**Given records:**
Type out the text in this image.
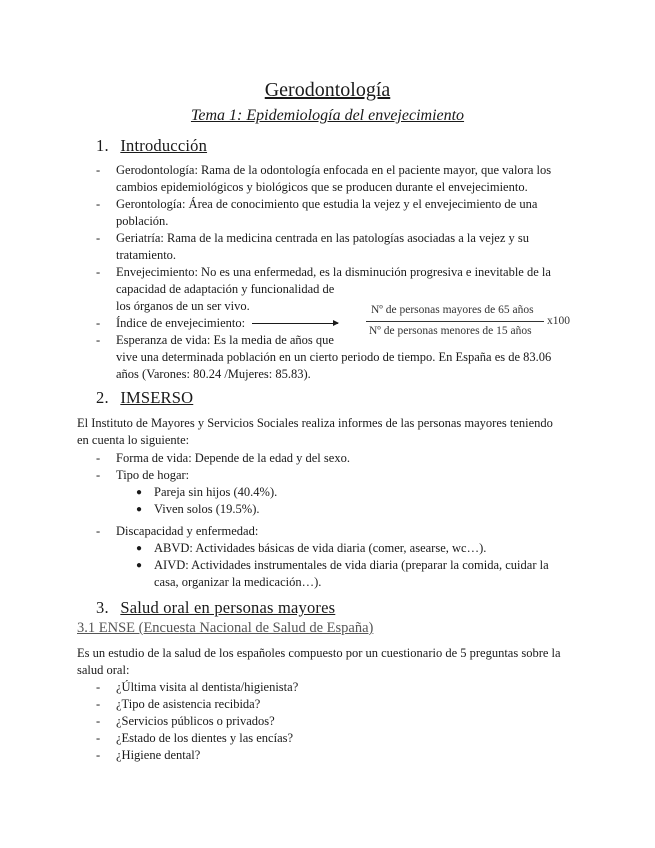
Gerodontología
Tema 1: Epidemiología del envejecimiento
1. Introducción
- Gerodontología: Rama de la odontología enfocada en el paciente mayor, que valora los
cambios epidemiológicos y biológicos que se producen durante el envejecimiento.
- Gerontología: Área de conocimiento que estudia la vejez y el envejecimiento de una
población.
- Geriatría: Rama de la medicina centrada en las patologías asociadas a la vejez y su
tratamiento.
- Envejecimiento: No es una enfermedad, es la disminución progresiva e inevitable de la
capacidad de adaptación y funcionalidad de
los órganos de un ser vivo.
- Índice de envejecimiento:
Nº de personas mayores de 65 años
Nº de personas menores de 15 años
x100
- Esperanza de vida: Es la media de años que
vive una determinada población en un cierto periodo de tiempo. En España es de 83.06
años (Varones: 80.24 /Mujeres: 85.83).
2. IMSERSO
El Instituto de Mayores y Servicios Sociales realiza informes de las personas mayores teniendo
en cuenta lo siguiente:
- Forma de vida: Depende de la edad y del sexo.
- Tipo de hogar:
● Pareja sin hijos (40.4%).
● Viven solos (19.5%).
- Discapacidad y enfermedad:
● ABVD: Actividades básicas de vida diaria (comer, asearse, wc…).
● AIVD: Actividades instrumentales de vida diaria (preparar la comida, cuidar la
casa, organizar la medicación…).
3. Salud oral en personas mayores
3.1 ENSE (Encuesta Nacional de Salud de España)
Es un estudio de la salud de los españoles compuesto por un cuestionario de 5 preguntas sobre la
salud oral:
- ¿Última visita al dentista/higienista?
- ¿Tipo de asistencia recibida?
- ¿Servicios públicos o privados?
- ¿Estado de los dientes y las encías?
- ¿Higiene dental?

**Exercise brief:** Filter the listing above for the string "personas" and copy every matching line.

**Solution to the exercise:**
Nº de personas mayores de 65 años
Nº de personas menores de 15 años
El Instituto de Mayores y Servicios Sociales realiza informes de las personas mayores teniendo
3. Salud oral en personas mayores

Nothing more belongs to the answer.